● **Aim**: Print the whole listing exactly.

#### Records to process ####

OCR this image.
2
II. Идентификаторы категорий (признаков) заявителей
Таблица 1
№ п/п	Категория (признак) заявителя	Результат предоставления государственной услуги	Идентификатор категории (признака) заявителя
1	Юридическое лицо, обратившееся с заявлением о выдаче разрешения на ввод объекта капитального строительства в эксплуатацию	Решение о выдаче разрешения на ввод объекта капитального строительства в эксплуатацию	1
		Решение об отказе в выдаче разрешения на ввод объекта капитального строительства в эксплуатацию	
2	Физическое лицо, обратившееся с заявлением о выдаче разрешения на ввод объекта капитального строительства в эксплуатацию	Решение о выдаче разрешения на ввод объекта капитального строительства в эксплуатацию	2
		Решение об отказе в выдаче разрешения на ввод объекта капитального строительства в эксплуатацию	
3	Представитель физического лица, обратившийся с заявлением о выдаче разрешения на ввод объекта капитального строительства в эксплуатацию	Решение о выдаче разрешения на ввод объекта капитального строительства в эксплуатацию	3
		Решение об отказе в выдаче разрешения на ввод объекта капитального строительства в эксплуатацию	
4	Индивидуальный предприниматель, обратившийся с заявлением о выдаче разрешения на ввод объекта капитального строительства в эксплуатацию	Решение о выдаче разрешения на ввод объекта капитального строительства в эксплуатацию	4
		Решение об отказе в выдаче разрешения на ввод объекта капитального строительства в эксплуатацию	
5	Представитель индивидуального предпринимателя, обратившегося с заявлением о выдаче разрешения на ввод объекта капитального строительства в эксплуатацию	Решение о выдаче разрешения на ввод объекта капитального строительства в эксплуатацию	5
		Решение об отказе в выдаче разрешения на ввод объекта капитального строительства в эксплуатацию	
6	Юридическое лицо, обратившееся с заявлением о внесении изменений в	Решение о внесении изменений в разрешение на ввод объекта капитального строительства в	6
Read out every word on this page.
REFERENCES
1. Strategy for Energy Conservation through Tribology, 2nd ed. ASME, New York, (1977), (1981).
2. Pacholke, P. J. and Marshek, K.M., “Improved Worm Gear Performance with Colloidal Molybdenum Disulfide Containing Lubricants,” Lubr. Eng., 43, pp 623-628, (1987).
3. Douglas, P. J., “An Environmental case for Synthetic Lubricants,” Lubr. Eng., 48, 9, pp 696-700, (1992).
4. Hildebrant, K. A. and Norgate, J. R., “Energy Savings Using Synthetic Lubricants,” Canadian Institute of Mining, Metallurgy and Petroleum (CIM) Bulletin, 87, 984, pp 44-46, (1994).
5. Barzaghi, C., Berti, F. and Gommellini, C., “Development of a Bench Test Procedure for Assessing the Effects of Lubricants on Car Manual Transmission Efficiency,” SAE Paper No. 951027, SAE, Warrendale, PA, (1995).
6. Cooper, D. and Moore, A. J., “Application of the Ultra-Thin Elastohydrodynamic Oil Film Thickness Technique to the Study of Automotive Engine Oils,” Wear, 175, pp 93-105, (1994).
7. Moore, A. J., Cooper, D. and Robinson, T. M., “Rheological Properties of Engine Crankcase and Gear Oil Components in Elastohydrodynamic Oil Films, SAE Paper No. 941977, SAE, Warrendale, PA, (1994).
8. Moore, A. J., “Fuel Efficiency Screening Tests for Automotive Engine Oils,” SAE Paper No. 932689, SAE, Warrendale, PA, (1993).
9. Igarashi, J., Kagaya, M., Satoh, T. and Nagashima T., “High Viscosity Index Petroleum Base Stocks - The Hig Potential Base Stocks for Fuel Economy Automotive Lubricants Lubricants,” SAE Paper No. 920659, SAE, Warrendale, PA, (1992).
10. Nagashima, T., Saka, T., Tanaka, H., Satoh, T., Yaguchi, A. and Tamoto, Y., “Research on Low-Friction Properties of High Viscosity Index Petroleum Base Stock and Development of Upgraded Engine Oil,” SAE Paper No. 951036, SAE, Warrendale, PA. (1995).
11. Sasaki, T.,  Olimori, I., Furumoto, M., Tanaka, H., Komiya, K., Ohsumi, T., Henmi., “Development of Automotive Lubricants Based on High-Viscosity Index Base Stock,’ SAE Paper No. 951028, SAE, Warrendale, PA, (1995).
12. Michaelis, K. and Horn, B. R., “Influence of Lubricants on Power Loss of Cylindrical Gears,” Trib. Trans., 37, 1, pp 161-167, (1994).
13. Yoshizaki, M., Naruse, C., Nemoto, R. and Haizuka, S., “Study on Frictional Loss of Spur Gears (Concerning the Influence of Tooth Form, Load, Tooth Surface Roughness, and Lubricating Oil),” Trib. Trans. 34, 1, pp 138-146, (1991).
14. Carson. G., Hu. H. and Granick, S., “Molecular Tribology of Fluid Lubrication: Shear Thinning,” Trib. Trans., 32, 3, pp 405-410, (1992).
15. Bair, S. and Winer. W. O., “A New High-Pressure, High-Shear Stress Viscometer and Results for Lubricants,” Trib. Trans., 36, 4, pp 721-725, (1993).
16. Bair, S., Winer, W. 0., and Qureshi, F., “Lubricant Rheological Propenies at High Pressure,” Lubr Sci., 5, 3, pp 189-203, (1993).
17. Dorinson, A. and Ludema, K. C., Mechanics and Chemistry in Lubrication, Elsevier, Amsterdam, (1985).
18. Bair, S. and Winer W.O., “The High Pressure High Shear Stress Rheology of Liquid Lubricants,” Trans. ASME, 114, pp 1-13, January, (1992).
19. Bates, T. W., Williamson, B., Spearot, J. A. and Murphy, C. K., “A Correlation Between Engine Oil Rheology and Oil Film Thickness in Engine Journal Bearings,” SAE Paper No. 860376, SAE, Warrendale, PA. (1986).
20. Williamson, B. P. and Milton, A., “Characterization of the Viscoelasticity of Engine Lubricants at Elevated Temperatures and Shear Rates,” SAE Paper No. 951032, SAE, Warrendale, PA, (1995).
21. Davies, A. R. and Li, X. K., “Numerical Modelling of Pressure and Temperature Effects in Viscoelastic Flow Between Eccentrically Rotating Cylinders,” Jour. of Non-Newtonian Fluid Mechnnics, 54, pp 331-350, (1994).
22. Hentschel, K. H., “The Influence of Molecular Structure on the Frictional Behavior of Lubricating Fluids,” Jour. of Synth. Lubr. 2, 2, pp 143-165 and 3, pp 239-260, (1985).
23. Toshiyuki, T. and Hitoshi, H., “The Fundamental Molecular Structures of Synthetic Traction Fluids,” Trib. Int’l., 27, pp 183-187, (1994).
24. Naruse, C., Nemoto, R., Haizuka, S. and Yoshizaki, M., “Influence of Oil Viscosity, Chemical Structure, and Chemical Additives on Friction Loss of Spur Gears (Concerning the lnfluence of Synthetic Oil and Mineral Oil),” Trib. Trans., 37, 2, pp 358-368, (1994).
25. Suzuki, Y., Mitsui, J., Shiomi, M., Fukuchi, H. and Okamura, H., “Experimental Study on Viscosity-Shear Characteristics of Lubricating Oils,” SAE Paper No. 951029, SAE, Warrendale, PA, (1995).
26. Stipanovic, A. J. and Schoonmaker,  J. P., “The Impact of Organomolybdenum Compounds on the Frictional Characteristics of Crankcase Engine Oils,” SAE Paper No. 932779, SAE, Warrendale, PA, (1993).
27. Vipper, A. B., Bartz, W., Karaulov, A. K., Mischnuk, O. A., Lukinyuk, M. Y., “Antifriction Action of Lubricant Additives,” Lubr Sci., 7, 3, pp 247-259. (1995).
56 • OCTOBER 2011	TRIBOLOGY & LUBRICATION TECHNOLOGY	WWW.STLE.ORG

####

● **Full output**:
OCR this image.
2
II. Идентификаторы категорий (признаков) заявителей
Таблица 1
№ п/п	Категория (признак) заявителя	Результат предоставления государственной услуги	Идентификатор категории (признака) заявителя
1	Юридическое лицо, обратившееся с заявлением о выдаче разрешения на ввод объекта капитального строительства в эксплуатацию	Решение о выдаче разрешения на ввод объекта капитального строительства в эксплуатацию	1
		Решение об отказе в выдаче разрешения на ввод объекта капитального строительства в эксплуатацию	
2	Физическое лицо, обратившееся с заявлением о выдаче разрешения на ввод объекта капитального строительства в эксплуатацию	Решение о выдаче разрешения на ввод объекта капитального строительства в эксплуатацию	2
		Решение об отказе в выдаче разрешения на ввод объекта капитального строительства в эксплуатацию	
3	Представитель физического лица, обратившийся с заявлением о выдаче разрешения на ввод объекта капитального строительства в эксплуатацию	Решение о выдаче разрешения на ввод объекта капитального строительства в эксплуатацию	3
		Решение об отказе в выдаче разрешения на ввод объекта капитального строительства в эксплуатацию	
4	Индивидуальный предприниматель, обратившийся с заявлением о выдаче разрешения на ввод объекта капитального строительства в эксплуатацию	Решение о выдаче разрешения на ввод объекта капитального строительства в эксплуатацию	4
		Решение об отказе в выдаче разрешения на ввод объекта капитального строительства в эксплуатацию	
5	Представитель индивидуального предпринимателя, обратившегося с заявлением о выдаче разрешения на ввод объекта капитального строительства в эксплуатацию	Решение о выдаче разрешения на ввод объекта капитального строительства в эксплуатацию	5
		Решение об отказе в выдаче разрешения на ввод объекта капитального строительства в эксплуатацию	
6	Юридическое лицо, обратившееся с заявлением о внесении изменений в	Решение о внесении изменений в разрешение на ввод объекта капитального строительства в	6
Read out every word on this page.
REFERENCES
1. Strategy for Energy Conservation through Tribology, 2nd ed. ASME, New York, (1977), (1981).
2. Pacholke, P. J. and Marshek, K.M., “Improved Worm Gear Performance with Colloidal Molybdenum Disulfide Containing Lubricants,” Lubr. Eng., 43, pp 623-628, (1987).
3. Douglas, P. J., “An Environmental case for Synthetic Lubricants,” Lubr. Eng., 48, 9, pp 696-700, (1992).
4. Hildebrant, K. A. and Norgate, J. R., “Energy Savings Using Synthetic Lubricants,” Canadian Institute of Mining, Metallurgy and Petroleum (CIM) Bulletin, 87, 984, pp 44-46, (1994).
5. Barzaghi, C., Berti, F. and Gommellini, C., “Development of a Bench Test Procedure for Assessing the Effects of Lubricants on Car Manual Transmission Efficiency,” SAE Paper No. 951027, SAE, Warrendale, PA, (1995).
6. Cooper, D. and Moore, A. J., “Application of the Ultra-Thin Elastohydrodynamic Oil Film Thickness Technique to the Study of Automotive Engine Oils,” Wear, 175, pp 93-105, (1994).
7. Moore, A. J., Cooper, D. and Robinson, T. M., “Rheological Properties of Engine Crankcase and Gear Oil Components in Elastohydrodynamic Oil Films, SAE Paper No. 941977, SAE, Warrendale, PA, (1994).
8. Moore, A. J., “Fuel Efficiency Screening Tests for Automotive Engine Oils,” SAE Paper No. 932689, SAE, Warrendale, PA, (1993).
9. Igarashi, J., Kagaya, M., Satoh, T. and Nagashima T., “High Viscosity Index Petroleum Base Stocks - The Hig Potential Base Stocks for Fuel Economy Automotive Lubricants Lubricants,” SAE Paper No. 920659, SAE, Warrendale, PA, (1992).
10. Nagashima, T., Saka, T., Tanaka, H., Satoh, T., Yaguchi, A. and Tamoto, Y., “Research on Low-Friction Properties of High Viscosity Index Petroleum Base Stock and Development of Upgraded Engine Oil,” SAE Paper No. 951036, SAE, Warrendale, PA. (1995).
11. Sasaki, T.,  Olimori, I., Furumoto, M., Tanaka, H., Komiya, K., Ohsumi, T., Henmi., “Development of Automotive Lubricants Based on High-Viscosity Index Base Stock,’ SAE Paper No. 951028, SAE, Warrendale, PA, (1995).
12. Michaelis, K. and Horn, B. R., “Influence of Lubricants on Power Loss of Cylindrical Gears,” Trib. Trans., 37, 1, pp 161-167, (1994).
13. Yoshizaki, M., Naruse, C., Nemoto, R. and Haizuka, S., “Study on Frictional Loss of Spur Gears (Concerning the Influence of Tooth Form, Load, Tooth Surface Roughness, and Lubricating Oil),” Trib. Trans. 34, 1, pp 138-146, (1991).
14. Carson. G., Hu. H. and Granick, S., “Molecular Tribology of Fluid Lubrication: Shear Thinning,” Trib. Trans., 32, 3, pp 405-410, (1992).
15. Bair, S. and Winer. W. O., “A New High-Pressure, High-Shear Stress Viscometer and Results for Lubricants,” Trib. Trans., 36, 4, pp 721-725, (1993).
16. Bair, S., Winer, W. 0., and Qureshi, F., “Lubricant Rheological Propenies at High Pressure,” Lubr Sci., 5, 3, pp 189-203, (1993).
17. Dorinson, A. and Ludema, K. C., Mechanics and Chemistry in Lubrication, Elsevier, Amsterdam, (1985).
18. Bair, S. and Winer W.O., “The High Pressure High Shear Stress Rheology of Liquid Lubricants,” Trans. ASME, 114, pp 1-13, January, (1992).
19. Bates, T. W., Williamson, B., Spearot, J. A. and Murphy, C. K., “A Correlation Between Engine Oil Rheology and Oil Film Thickness in Engine Journal Bearings,” SAE Paper No. 860376, SAE, Warrendale, PA. (1986).
20. Williamson, B. P. and Milton, A., “Characterization of the Viscoelasticity of Engine Lubricants at Elevated Temperatures and Shear Rates,” SAE Paper No. 951032, SAE, Warrendale, PA, (1995).
21. Davies, A. R. and Li, X. K., “Numerical Modelling of Pressure and Temperature Effects in Viscoelastic Flow Between Eccentrically Rotating Cylinders,” Jour. of Non-Newtonian Fluid Mechnnics, 54, pp 331-350, (1994).
22. Hentschel, K. H., “The Influence of Molecular Structure on the Frictional Behavior of Lubricating Fluids,” Jour. of Synth. Lubr. 2, 2, pp 143-165 and 3, pp 239-260, (1985).
23. Toshiyuki, T. and Hitoshi, H., “The Fundamental Molecular Structures of Synthetic Traction Fluids,” Trib. Int’l., 27, pp 183-187, (1994).
24. Naruse, C., Nemoto, R., Haizuka, S. and Yoshizaki, M., “Influence of Oil Viscosity, Chemical Structure, and Chemical Additives on Friction Loss of Spur Gears (Concerning the lnfluence of Synthetic Oil and Mineral Oil),” Trib. Trans., 37, 2, pp 358-368, (1994).
25. Suzuki, Y., Mitsui, J., Shiomi, M., Fukuchi, H. and Okamura, H., “Experimental Study on Viscosity-Shear Characteristics of Lubricating Oils,” SAE Paper No. 951029, SAE, Warrendale, PA, (1995).
26. Stipanovic, A. J. and Schoonmaker,  J. P., “The Impact of Organomolybdenum Compounds on the Frictional Characteristics of Crankcase Engine Oils,” SAE Paper No. 932779, SAE, Warrendale, PA, (1993).
27. Vipper, A. B., Bartz, W., Karaulov, A. K., Mischnuk, O. A., Lukinyuk, M. Y., “Antifriction Action of Lubricant Additives,” Lubr Sci., 7, 3, pp 247-259. (1995).
56 • OCTOBER 2011	TRIBOLOGY & LUBRICATION TECHNOLOGY	WWW.STLE.ORG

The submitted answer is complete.